▶ WHAT IS BEING ASKED: Print the complete set of entries exactly.

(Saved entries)
========

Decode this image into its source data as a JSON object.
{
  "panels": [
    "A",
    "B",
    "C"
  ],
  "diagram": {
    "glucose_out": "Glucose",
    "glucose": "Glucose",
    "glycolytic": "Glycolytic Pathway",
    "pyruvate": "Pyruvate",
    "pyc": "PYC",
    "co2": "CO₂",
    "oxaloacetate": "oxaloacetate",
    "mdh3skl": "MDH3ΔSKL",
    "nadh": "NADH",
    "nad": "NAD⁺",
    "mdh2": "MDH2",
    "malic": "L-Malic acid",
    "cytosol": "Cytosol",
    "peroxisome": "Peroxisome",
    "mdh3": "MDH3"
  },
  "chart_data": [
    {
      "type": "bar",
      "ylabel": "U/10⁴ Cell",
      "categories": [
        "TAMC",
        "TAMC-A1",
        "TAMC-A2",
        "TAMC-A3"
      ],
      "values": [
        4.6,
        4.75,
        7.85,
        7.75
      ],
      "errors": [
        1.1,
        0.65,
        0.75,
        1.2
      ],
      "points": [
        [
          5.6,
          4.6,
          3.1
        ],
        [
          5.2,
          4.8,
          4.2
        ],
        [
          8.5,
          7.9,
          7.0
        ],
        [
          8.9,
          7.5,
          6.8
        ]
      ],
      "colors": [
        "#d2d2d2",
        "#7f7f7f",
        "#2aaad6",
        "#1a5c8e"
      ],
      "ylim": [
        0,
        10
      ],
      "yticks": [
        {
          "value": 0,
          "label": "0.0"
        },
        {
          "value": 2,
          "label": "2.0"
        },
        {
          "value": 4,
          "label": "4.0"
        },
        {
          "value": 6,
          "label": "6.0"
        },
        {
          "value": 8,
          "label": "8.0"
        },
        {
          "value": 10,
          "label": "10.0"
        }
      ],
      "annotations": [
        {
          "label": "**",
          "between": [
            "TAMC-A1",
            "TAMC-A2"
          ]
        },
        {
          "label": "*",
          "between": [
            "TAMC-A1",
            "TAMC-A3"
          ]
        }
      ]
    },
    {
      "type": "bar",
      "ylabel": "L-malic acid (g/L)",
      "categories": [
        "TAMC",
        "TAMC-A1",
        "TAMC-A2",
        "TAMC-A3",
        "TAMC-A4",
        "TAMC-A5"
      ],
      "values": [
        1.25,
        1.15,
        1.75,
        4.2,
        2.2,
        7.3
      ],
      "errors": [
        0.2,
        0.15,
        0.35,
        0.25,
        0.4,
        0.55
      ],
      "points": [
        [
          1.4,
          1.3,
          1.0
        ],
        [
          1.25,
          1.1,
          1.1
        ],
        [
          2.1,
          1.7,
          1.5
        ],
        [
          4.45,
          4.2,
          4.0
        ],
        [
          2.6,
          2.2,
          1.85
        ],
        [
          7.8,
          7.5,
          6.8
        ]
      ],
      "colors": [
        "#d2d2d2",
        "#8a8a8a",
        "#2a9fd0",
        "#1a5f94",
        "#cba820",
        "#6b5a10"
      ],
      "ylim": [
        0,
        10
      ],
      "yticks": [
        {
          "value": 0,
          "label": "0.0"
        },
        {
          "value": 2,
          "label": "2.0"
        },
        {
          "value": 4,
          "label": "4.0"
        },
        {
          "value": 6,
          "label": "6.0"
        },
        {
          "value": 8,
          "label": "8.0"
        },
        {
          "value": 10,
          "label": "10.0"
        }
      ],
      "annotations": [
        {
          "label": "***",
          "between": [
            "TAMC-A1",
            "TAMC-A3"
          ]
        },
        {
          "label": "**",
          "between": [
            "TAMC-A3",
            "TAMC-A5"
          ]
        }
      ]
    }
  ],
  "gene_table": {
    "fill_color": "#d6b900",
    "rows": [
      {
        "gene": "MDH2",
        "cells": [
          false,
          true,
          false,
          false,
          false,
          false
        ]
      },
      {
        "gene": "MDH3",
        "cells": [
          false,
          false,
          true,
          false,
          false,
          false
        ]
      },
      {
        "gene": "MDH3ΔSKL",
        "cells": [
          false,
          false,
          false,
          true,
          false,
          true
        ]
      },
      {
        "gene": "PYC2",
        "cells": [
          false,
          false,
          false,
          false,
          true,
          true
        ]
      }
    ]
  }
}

========

▶ SOLUTION:
Decode this image into its source data as a JSON object.
{
  "panels": [
    "A",
    "B",
    "C"
  ],
  "diagram": {
    "glucose_out": "Glucose",
    "glucose": "Glucose",
    "glycolytic": "Glycolytic Pathway",
    "pyruvate": "Pyruvate",
    "pyc": "PYC",
    "co2": "CO₂",
    "oxaloacetate": "oxaloacetate",
    "mdh3skl": "MDH3ΔSKL",
    "nadh": "NADH",
    "nad": "NAD⁺",
    "mdh2": "MDH2",
    "malic": "L-Malic acid",
    "cytosol": "Cytosol",
    "peroxisome": "Peroxisome",
    "mdh3": "MDH3"
  },
  "chart_data": [
    {
      "type": "bar",
      "ylabel": "U/10⁴ Cell",
      "categories": [
        "TAMC",
        "TAMC-A1",
        "TAMC-A2",
        "TAMC-A3"
      ],
      "values": [
        4.6,
        4.75,
        7.85,
        7.75
      ],
      "errors": [
        1.1,
        0.65,
        0.75,
        1.2
      ],
      "points": [
        [
          5.6,
          4.6,
          3.1
        ],
        [
          5.2,
          4.8,
          4.2
        ],
        [
          8.5,
          7.9,
          7.0
        ],
        [
          8.9,
          7.5,
          6.8
        ]
      ],
      "colors": [
        "#d2d2d2",
        "#7f7f7f",
        "#2aaad6",
        "#1a5c8e"
      ],
      "ylim": [
        0,
        10
      ],
      "yticks": [
        {
          "value": 0,
          "label": "0.0"
        },
        {
          "value": 2,
          "label": "2.0"
        },
        {
          "value": 4,
          "label": "4.0"
        },
        {
          "value": 6,
          "label": "6.0"
        },
        {
          "value": 8,
          "label": "8.0"
        },
        {
          "value": 10,
          "label": "10.0"
        }
      ],
      "annotations": [
        {
          "label": "**",
          "between": [
            "TAMC-A1",
            "TAMC-A2"
          ]
        },
        {
          "label": "*",
          "between": [
            "TAMC-A1",
            "TAMC-A3"
          ]
        }
      ]
    },
    {
      "type": "bar",
      "ylabel": "L-malic acid (g/L)",
      "categories": [
        "TAMC",
        "TAMC-A1",
        "TAMC-A2",
        "TAMC-A3",
        "TAMC-A4",
        "TAMC-A5"
      ],
      "values": [
        1.25,
        1.15,
        1.75,
        4.2,
        2.2,
        7.3
      ],
      "errors": [
        0.2,
        0.15,
        0.35,
        0.25,
        0.4,
        0.55
      ],
      "points": [
        [
          1.4,
          1.3,
          1.0
        ],
        [
          1.25,
          1.1,
          1.1
        ],
        [
          2.1,
          1.7,
          1.5
        ],
        [
          4.45,
          4.2,
          4.0
        ],
        [
          2.6,
          2.2,
          1.85
        ],
        [
          7.8,
          7.5,
          6.8
        ]
      ],
      "colors": [
        "#d2d2d2",
        "#8a8a8a",
        "#2a9fd0",
        "#1a5f94",
        "#cba820",
        "#6b5a10"
      ],
      "ylim": [
        0,
        10
      ],
      "yticks": [
        {
          "value": 0,
          "label": "0.0"
        },
        {
          "value": 2,
          "label": "2.0"
        },
        {
          "value": 4,
          "label": "4.0"
        },
        {
          "value": 6,
          "label": "6.0"
        },
        {
          "value": 8,
          "label": "8.0"
        },
        {
          "value": 10,
          "label": "10.0"
        }
      ],
      "annotations": [
        {
          "label": "***",
          "between": [
            "TAMC-A1",
            "TAMC-A3"
          ]
        },
        {
          "label": "**",
          "between": [
            "TAMC-A3",
            "TAMC-A5"
          ]
        }
      ]
    }
  ],
  "gene_table": {
    "fill_color": "#d6b900",
    "rows": [
      {
        "gene": "MDH2",
        "cells": [
          false,
          true,
          false,
          false,
          false,
          false
        ]
      },
      {
        "gene": "MDH3",
        "cells": [
          false,
          false,
          true,
          false,
          false,
          false
        ]
      },
      {
        "gene": "MDH3ΔSKL",
        "cells": [
          false,
          false,
          false,
          true,
          false,
          true
        ]
      },
      {
        "gene": "PYC2",
        "cells": [
          false,
          false,
          false,
          false,
          true,
          true
        ]
      }
    ]
  }
}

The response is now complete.